— Task to carry out —
Go through the records and copy each line where the word "placeholder" occurs.
— start of Supplied entries —
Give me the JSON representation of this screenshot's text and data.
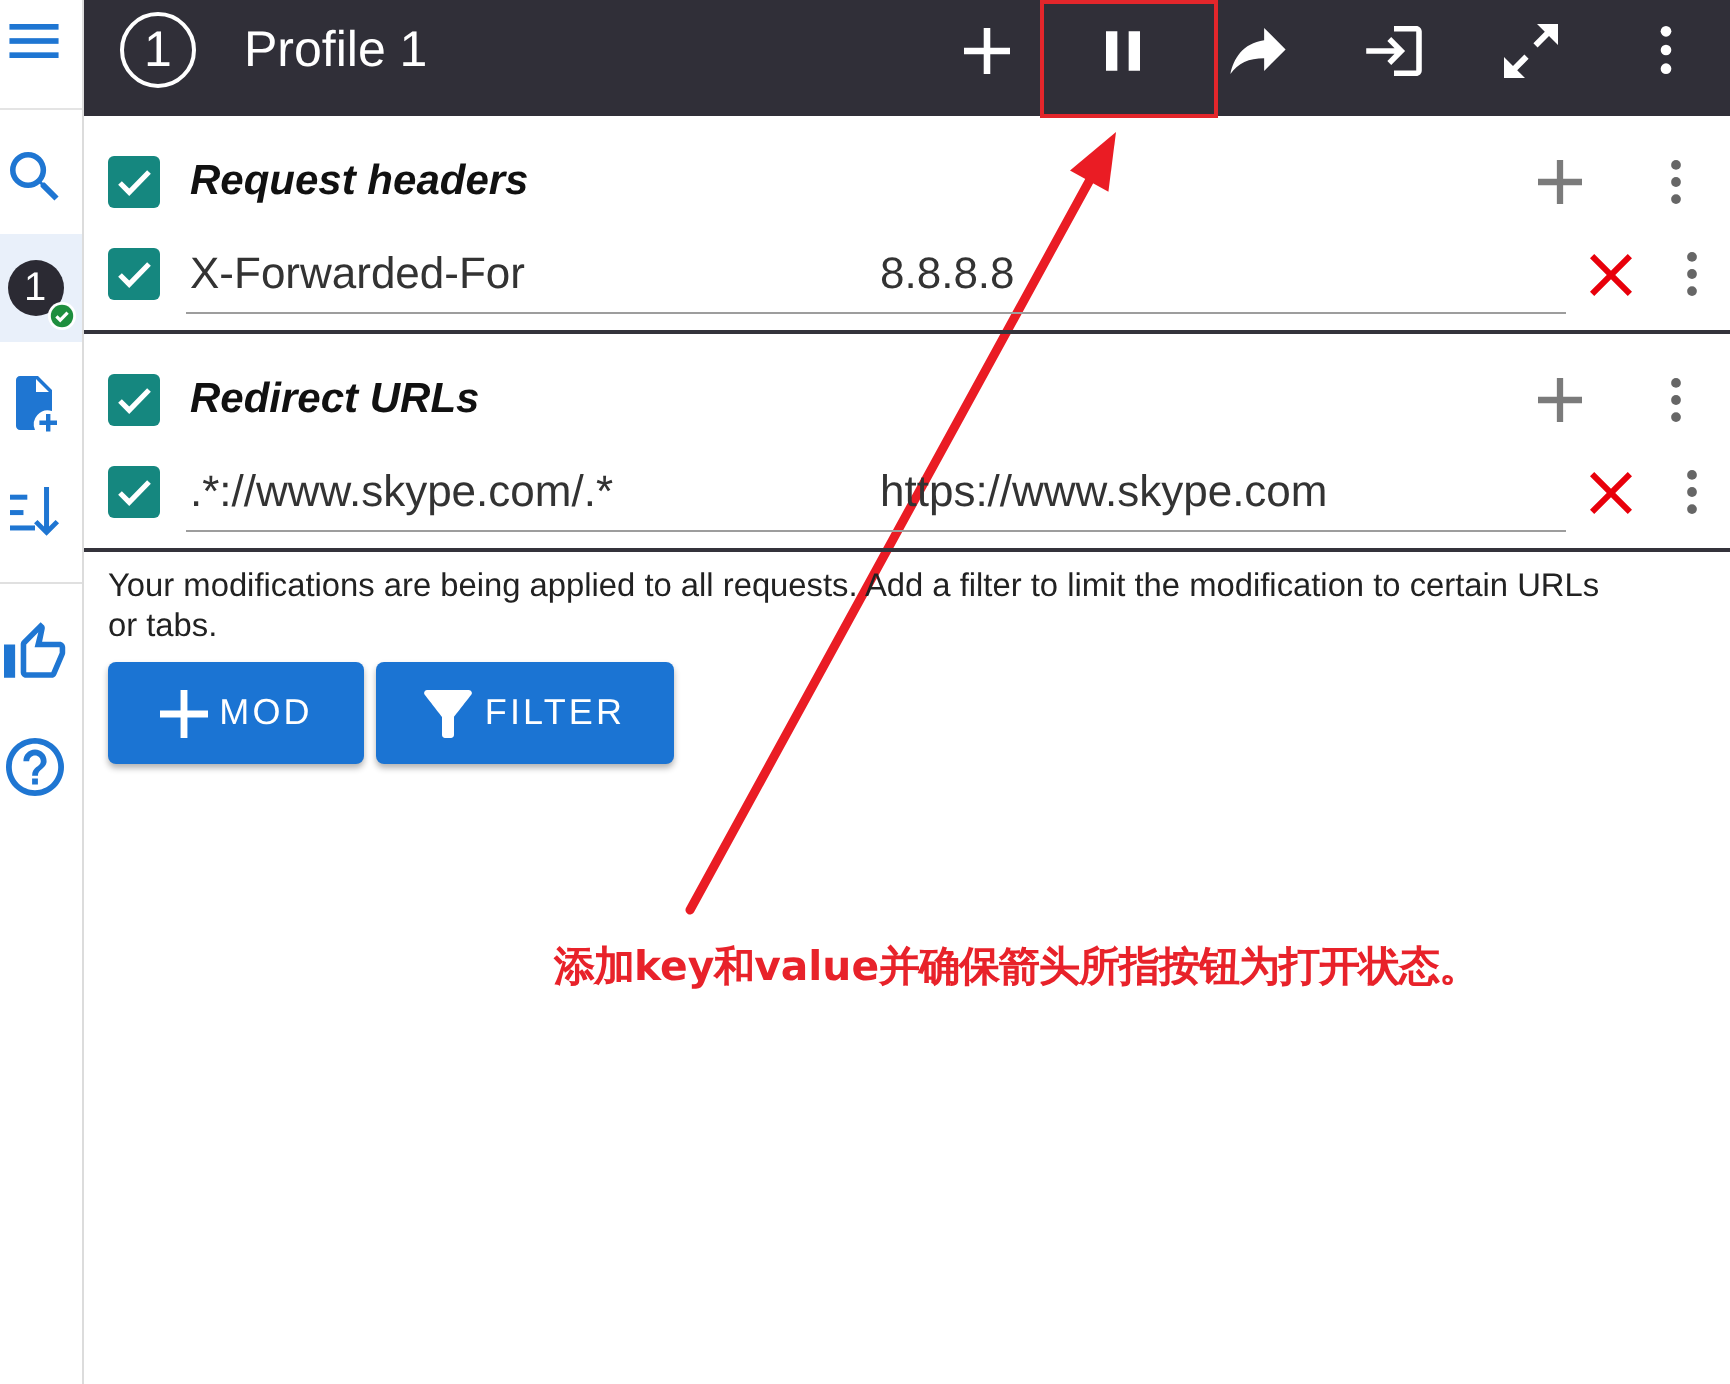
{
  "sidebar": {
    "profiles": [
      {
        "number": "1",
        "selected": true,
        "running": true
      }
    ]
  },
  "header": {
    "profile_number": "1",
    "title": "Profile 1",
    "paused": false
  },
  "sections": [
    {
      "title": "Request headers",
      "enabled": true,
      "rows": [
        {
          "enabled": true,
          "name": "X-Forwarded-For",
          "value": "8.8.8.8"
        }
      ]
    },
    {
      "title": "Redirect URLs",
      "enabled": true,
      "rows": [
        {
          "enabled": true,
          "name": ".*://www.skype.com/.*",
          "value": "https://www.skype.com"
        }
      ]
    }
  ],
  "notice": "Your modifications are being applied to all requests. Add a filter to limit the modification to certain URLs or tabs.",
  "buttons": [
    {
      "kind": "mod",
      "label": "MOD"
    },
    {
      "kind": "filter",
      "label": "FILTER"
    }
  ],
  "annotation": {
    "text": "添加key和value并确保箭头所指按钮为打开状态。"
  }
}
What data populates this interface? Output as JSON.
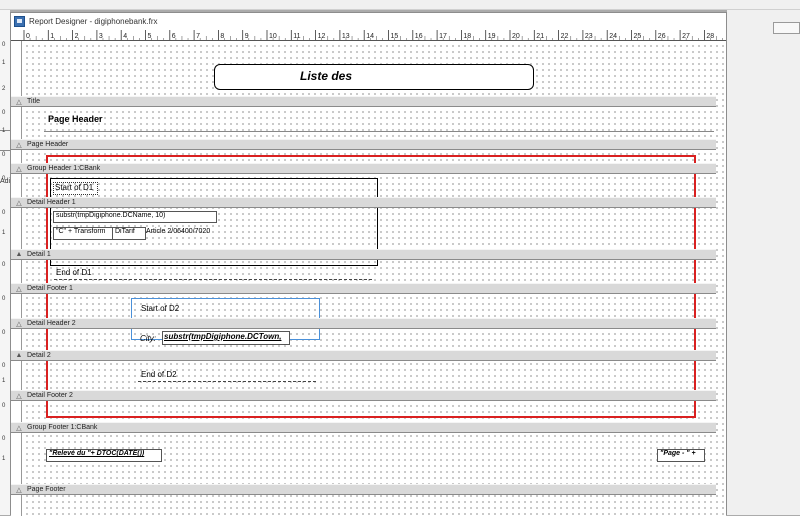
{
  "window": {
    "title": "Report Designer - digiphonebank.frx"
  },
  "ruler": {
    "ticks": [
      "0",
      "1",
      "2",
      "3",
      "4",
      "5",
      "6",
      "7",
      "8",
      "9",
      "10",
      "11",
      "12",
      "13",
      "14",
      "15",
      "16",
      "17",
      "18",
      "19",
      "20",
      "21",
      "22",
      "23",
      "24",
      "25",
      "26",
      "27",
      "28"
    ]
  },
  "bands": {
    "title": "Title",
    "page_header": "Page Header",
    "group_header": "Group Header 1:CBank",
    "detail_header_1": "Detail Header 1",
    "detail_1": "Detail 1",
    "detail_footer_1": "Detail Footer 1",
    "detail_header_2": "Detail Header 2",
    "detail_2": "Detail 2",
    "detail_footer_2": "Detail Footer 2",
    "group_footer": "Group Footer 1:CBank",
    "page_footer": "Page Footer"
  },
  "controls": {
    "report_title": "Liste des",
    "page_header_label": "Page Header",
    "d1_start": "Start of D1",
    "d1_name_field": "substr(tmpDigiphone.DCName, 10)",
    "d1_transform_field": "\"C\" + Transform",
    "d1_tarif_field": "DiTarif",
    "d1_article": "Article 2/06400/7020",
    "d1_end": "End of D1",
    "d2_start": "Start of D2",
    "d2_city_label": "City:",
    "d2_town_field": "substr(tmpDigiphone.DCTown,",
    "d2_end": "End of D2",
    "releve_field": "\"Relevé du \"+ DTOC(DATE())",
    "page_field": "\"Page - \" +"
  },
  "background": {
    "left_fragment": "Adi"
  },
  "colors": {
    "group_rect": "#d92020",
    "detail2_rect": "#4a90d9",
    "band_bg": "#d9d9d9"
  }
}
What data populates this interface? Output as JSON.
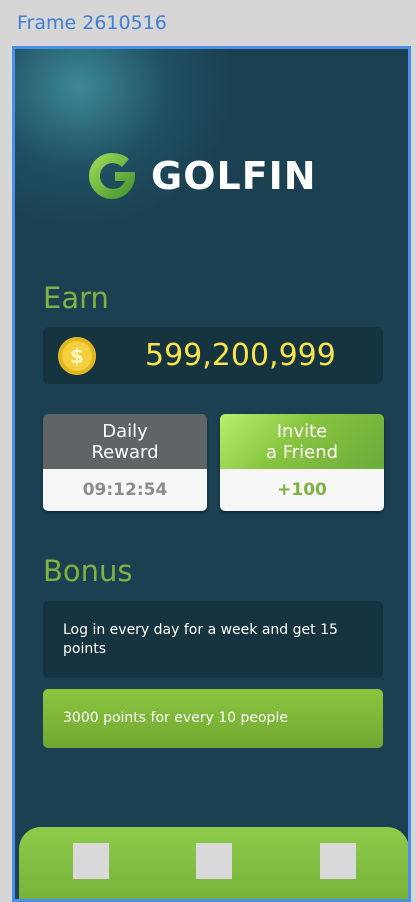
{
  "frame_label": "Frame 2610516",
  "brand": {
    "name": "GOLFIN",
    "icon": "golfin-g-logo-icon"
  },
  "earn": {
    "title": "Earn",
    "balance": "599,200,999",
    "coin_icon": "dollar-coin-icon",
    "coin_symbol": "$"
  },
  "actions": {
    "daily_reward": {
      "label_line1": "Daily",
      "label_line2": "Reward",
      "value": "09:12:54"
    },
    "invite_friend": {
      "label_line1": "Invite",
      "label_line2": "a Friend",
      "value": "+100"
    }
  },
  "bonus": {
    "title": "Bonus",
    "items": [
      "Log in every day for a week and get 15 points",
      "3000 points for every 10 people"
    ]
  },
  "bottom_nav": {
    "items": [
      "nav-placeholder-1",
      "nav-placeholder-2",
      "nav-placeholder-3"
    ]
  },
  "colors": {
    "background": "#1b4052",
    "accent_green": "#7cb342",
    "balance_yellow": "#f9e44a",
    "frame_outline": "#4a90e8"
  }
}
— end of Supplied entries —
— Answer to this problem —
      "nav-placeholder-1",
      "nav-placeholder-2",
      "nav-placeholder-3"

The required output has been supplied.